Stored data entries:
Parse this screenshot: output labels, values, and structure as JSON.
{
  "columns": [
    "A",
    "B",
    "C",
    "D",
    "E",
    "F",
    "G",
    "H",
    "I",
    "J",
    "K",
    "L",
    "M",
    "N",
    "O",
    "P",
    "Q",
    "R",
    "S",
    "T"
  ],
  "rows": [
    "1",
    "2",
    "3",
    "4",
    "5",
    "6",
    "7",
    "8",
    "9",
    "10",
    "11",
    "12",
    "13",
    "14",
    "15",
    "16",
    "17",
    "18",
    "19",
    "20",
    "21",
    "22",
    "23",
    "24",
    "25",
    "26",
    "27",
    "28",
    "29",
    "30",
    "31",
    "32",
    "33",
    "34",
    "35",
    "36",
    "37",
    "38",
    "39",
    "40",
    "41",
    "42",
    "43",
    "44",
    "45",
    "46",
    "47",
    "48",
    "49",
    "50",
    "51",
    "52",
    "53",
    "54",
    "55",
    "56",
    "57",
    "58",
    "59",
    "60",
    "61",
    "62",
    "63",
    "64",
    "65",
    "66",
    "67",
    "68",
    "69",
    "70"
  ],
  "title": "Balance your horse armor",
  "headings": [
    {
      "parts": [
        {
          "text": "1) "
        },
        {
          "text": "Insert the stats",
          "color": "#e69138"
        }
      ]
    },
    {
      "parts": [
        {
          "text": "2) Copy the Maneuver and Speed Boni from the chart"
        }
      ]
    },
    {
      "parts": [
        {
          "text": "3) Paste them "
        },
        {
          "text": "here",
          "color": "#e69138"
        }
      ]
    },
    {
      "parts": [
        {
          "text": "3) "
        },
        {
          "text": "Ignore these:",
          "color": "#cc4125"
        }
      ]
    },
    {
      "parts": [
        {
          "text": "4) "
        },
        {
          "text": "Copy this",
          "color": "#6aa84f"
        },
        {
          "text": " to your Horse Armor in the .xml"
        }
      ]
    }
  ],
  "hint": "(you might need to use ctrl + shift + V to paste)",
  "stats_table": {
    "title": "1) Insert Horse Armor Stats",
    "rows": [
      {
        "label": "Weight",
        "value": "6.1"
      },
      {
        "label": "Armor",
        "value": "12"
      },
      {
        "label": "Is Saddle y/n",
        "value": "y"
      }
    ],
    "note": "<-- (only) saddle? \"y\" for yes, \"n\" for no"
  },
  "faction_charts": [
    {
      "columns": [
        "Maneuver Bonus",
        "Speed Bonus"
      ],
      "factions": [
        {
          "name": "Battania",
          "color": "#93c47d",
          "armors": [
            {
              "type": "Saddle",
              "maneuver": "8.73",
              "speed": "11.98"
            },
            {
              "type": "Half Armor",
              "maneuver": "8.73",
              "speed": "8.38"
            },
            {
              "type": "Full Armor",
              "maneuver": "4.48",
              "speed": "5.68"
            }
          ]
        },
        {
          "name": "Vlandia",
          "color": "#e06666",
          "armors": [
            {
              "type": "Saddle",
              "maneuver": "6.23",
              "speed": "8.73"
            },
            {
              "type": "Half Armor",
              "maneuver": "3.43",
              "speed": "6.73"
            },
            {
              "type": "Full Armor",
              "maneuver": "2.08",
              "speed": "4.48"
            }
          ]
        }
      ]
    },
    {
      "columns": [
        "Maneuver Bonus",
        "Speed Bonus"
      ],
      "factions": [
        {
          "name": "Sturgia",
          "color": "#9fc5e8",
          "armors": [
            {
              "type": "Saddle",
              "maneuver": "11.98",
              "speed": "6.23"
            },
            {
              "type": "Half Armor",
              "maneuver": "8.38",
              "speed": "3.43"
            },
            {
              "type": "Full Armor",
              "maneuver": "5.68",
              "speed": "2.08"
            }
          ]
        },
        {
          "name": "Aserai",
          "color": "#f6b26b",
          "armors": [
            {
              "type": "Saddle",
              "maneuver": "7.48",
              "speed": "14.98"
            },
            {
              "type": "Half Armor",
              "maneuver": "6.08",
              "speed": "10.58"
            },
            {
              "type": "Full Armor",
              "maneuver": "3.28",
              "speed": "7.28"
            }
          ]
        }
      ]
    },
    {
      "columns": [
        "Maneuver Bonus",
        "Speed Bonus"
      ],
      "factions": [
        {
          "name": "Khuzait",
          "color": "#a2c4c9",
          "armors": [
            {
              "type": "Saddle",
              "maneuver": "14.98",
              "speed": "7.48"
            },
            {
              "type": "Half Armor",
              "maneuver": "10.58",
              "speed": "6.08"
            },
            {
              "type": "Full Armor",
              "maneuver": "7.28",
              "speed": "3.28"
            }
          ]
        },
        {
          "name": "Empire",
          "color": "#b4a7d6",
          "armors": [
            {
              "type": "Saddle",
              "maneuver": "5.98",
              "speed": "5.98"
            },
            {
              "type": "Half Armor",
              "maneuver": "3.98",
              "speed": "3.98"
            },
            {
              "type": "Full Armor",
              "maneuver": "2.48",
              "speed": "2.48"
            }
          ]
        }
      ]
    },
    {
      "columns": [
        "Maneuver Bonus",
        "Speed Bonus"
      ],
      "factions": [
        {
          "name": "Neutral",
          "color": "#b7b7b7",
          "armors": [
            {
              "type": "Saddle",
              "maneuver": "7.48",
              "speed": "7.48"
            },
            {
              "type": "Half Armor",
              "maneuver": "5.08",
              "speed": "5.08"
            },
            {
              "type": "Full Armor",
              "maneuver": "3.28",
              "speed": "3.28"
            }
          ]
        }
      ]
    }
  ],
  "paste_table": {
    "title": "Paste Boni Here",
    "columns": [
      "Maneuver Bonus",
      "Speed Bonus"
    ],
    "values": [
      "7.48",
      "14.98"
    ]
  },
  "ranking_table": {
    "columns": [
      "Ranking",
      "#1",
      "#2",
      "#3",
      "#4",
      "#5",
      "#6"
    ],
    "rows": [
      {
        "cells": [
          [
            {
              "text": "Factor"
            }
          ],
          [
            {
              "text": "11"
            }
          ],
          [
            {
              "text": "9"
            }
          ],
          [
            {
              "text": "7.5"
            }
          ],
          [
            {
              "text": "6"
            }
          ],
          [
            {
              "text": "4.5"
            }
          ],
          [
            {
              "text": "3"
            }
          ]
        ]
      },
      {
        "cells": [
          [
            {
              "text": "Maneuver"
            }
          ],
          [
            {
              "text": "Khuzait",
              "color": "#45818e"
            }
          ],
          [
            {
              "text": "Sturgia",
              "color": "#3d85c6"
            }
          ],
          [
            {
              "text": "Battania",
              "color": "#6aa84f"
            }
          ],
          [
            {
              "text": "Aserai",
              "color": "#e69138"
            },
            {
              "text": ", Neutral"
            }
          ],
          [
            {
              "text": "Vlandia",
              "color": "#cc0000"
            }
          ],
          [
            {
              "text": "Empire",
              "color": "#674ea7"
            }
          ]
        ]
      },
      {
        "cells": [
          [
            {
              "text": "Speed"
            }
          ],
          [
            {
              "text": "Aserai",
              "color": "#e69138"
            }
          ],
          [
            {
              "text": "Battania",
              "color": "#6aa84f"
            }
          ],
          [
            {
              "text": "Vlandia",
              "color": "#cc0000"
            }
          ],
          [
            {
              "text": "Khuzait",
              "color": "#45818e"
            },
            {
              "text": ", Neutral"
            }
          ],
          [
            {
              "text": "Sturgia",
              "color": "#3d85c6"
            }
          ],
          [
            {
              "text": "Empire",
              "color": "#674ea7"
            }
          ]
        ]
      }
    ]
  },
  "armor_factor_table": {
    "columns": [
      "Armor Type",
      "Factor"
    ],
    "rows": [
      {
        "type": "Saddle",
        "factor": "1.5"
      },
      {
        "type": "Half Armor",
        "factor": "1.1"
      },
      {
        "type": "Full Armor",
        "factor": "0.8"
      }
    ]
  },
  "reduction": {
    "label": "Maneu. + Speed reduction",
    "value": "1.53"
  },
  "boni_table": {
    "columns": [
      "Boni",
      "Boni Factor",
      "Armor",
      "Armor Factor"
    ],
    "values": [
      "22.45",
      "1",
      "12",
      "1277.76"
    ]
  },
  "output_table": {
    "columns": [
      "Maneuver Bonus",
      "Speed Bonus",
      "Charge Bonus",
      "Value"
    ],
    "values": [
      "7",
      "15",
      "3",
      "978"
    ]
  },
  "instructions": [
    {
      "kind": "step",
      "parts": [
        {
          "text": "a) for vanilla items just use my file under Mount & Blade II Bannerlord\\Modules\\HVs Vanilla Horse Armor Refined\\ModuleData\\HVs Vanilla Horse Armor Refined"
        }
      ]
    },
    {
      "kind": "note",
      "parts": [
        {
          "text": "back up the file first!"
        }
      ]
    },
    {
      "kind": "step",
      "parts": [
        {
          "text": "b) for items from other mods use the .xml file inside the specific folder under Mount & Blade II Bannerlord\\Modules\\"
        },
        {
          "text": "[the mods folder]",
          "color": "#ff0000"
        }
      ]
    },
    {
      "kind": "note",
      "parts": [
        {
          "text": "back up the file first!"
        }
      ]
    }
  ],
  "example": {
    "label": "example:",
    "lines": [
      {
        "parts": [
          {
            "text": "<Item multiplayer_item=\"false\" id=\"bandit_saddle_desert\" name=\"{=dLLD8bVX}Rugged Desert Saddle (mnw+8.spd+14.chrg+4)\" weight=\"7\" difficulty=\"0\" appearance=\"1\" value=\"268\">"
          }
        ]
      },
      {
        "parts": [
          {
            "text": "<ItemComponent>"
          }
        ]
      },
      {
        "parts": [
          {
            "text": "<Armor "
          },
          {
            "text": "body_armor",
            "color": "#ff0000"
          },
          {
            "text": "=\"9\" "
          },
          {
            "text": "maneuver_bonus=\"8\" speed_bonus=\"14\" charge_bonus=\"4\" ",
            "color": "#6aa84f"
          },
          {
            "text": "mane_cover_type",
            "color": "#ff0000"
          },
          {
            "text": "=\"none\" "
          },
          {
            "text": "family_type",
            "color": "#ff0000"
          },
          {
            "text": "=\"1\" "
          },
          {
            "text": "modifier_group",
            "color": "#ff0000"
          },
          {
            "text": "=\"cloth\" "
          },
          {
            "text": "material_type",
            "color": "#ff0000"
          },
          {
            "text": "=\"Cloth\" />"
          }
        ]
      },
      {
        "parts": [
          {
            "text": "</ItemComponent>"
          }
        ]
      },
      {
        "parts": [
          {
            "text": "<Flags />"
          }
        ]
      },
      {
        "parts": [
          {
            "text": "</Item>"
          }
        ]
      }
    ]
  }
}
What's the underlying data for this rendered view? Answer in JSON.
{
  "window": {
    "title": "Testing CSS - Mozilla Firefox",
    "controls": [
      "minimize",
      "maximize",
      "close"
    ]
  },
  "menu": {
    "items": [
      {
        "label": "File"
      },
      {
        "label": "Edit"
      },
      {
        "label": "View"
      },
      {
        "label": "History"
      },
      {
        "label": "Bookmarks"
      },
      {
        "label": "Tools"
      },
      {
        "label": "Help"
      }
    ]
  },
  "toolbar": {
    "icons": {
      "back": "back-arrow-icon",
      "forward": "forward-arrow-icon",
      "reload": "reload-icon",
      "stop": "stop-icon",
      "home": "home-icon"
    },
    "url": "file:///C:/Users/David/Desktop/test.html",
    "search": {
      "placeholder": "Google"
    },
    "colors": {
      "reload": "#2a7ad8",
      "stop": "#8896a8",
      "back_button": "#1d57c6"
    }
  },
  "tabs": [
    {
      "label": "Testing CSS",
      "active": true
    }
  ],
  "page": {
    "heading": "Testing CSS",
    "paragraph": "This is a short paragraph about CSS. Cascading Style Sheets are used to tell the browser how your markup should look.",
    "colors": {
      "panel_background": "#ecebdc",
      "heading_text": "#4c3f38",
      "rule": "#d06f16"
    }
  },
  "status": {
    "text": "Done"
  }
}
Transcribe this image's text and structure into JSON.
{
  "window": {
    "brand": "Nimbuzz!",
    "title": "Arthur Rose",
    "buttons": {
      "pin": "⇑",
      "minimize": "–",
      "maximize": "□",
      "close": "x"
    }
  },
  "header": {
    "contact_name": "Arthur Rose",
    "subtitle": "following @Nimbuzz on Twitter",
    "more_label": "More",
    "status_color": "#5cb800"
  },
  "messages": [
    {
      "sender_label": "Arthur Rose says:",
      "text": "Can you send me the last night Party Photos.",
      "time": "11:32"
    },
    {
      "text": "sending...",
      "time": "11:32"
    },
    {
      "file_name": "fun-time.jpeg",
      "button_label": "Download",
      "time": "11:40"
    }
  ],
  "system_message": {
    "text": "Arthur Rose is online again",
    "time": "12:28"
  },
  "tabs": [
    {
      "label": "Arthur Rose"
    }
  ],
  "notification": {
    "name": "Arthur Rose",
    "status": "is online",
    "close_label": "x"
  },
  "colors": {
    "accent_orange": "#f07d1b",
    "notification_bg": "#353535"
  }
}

DESCRIPTION OF THE TASK: Look above for the line that holds "Transcribe this image's", then copy it and each line after it exactly, through the last line of the data.

RESULT OF THE EXERCISE:
Transcribe this image's text and structure into JSON.
{
  "window": {
    "brand": "Nimbuzz!",
    "title": "Arthur Rose",
    "buttons": {
      "pin": "⇑",
      "minimize": "–",
      "maximize": "□",
      "close": "x"
    }
  },
  "header": {
    "contact_name": "Arthur Rose",
    "subtitle": "following @Nimbuzz on Twitter",
    "more_label": "More",
    "status_color": "#5cb800"
  },
  "messages": [
    {
      "sender_label": "Arthur Rose says:",
      "text": "Can you send me the last night Party Photos.",
      "time": "11:32"
    },
    {
      "text": "sending...",
      "time": "11:32"
    },
    {
      "file_name": "fun-time.jpeg",
      "button_label": "Download",
      "time": "11:40"
    }
  ],
  "system_message": {
    "text": "Arthur Rose is online again",
    "time": "12:28"
  },
  "tabs": [
    {
      "label": "Arthur Rose"
    }
  ],
  "notification": {
    "name": "Arthur Rose",
    "status": "is online",
    "close_label": "x"
  },
  "colors": {
    "accent_orange": "#f07d1b",
    "notification_bg": "#353535"
  }
}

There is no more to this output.